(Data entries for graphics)
####################

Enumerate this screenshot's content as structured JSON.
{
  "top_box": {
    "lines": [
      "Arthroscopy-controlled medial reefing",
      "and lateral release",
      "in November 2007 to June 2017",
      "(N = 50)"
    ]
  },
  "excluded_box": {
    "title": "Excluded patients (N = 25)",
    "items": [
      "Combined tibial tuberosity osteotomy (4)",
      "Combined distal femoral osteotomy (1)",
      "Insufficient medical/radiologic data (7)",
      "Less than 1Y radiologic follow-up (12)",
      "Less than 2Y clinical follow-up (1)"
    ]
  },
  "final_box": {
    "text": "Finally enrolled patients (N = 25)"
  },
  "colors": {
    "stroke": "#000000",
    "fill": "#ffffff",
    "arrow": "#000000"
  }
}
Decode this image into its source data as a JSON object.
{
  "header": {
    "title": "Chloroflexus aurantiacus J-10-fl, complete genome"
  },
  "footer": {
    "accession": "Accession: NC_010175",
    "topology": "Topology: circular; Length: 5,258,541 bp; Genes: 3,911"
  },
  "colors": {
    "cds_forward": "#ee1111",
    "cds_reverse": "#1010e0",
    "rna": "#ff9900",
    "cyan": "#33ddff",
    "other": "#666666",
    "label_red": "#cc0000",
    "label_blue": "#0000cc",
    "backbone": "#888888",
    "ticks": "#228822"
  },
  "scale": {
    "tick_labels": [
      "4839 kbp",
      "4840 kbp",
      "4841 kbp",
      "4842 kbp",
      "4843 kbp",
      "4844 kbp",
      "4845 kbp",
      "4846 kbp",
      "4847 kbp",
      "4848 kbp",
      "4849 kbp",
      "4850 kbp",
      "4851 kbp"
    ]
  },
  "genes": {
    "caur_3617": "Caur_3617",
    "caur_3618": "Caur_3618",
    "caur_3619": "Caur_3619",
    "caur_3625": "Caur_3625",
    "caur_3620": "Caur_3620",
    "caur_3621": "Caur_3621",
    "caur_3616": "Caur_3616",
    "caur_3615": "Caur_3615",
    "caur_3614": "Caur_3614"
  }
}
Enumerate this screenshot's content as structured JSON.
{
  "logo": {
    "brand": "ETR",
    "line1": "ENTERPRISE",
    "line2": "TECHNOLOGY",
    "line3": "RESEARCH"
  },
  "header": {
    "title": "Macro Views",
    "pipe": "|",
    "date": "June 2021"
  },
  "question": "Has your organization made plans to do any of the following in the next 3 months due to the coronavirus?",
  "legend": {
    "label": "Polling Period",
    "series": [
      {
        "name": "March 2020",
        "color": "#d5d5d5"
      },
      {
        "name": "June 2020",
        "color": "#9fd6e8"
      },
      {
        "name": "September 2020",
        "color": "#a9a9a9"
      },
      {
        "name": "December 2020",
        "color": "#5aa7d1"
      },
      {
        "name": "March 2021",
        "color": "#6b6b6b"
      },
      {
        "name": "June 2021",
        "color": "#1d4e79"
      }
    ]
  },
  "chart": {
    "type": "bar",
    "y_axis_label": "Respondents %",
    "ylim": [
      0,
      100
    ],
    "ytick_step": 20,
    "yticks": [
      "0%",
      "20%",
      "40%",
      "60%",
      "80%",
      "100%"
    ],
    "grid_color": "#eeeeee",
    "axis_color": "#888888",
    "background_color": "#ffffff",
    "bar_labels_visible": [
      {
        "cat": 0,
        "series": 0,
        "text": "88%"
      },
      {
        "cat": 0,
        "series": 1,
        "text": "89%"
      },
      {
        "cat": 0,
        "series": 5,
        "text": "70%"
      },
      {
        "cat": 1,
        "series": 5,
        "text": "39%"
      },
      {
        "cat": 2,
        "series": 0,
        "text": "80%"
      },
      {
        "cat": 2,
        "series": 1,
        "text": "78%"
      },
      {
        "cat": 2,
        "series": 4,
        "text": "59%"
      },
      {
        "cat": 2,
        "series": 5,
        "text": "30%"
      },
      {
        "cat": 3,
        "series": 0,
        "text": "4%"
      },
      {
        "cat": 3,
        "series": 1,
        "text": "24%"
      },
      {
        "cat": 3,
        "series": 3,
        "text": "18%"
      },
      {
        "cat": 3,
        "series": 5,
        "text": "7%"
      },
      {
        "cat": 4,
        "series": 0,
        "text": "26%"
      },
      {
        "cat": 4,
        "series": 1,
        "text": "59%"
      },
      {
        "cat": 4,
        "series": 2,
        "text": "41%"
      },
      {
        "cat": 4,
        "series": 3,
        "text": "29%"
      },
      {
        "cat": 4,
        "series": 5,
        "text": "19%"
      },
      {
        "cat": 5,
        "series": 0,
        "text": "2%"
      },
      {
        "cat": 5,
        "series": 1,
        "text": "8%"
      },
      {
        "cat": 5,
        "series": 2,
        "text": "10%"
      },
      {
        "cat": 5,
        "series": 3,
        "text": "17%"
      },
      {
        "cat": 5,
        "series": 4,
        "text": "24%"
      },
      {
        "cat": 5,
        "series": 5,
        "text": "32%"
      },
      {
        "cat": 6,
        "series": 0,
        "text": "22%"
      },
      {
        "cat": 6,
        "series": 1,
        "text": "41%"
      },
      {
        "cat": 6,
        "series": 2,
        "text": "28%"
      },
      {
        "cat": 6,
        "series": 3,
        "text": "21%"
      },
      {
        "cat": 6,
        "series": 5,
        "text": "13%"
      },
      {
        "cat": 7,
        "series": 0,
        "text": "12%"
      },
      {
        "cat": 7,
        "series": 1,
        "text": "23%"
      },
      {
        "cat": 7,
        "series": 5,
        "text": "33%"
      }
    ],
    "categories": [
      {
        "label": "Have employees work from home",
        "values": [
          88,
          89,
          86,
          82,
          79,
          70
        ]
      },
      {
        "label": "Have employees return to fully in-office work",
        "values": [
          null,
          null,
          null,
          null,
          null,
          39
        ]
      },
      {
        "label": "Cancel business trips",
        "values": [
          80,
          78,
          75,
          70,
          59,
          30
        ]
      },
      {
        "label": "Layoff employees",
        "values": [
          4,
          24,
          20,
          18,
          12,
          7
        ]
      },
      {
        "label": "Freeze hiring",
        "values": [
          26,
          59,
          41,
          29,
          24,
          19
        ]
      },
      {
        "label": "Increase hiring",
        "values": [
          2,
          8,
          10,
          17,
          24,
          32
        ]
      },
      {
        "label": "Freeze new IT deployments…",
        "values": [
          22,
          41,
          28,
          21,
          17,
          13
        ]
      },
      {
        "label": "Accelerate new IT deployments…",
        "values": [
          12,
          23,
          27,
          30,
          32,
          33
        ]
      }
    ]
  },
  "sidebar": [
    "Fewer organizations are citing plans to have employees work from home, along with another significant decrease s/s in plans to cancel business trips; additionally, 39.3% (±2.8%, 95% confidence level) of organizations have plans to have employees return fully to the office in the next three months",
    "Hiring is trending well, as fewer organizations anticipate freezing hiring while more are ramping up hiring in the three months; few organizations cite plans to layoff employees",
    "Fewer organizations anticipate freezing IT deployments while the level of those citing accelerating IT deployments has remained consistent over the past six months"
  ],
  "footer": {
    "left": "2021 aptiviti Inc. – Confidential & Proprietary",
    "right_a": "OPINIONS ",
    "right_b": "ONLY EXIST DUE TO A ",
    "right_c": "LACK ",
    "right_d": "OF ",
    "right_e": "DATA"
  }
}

####################

Task brief ▸
Show every line above where "plans" is found.

Reply to the task ▸
  "question": "Has your organization made plans to do any of the following in the next 3 months due to the coronavirus?",
    "Fewer organizations are citing plans to have employees work from home, along with another significant decrease s/s in plans to cancel business trips; additionally, 39.3% (±2.8%, 95% confidence level) of organizations have plans to have employees return fully to the office in the next three months",
    "Hiring is trending well, as fewer organizations anticipate freezing hiring while more are ramping up hiring in the three months; few organizations cite plans to layoff employees",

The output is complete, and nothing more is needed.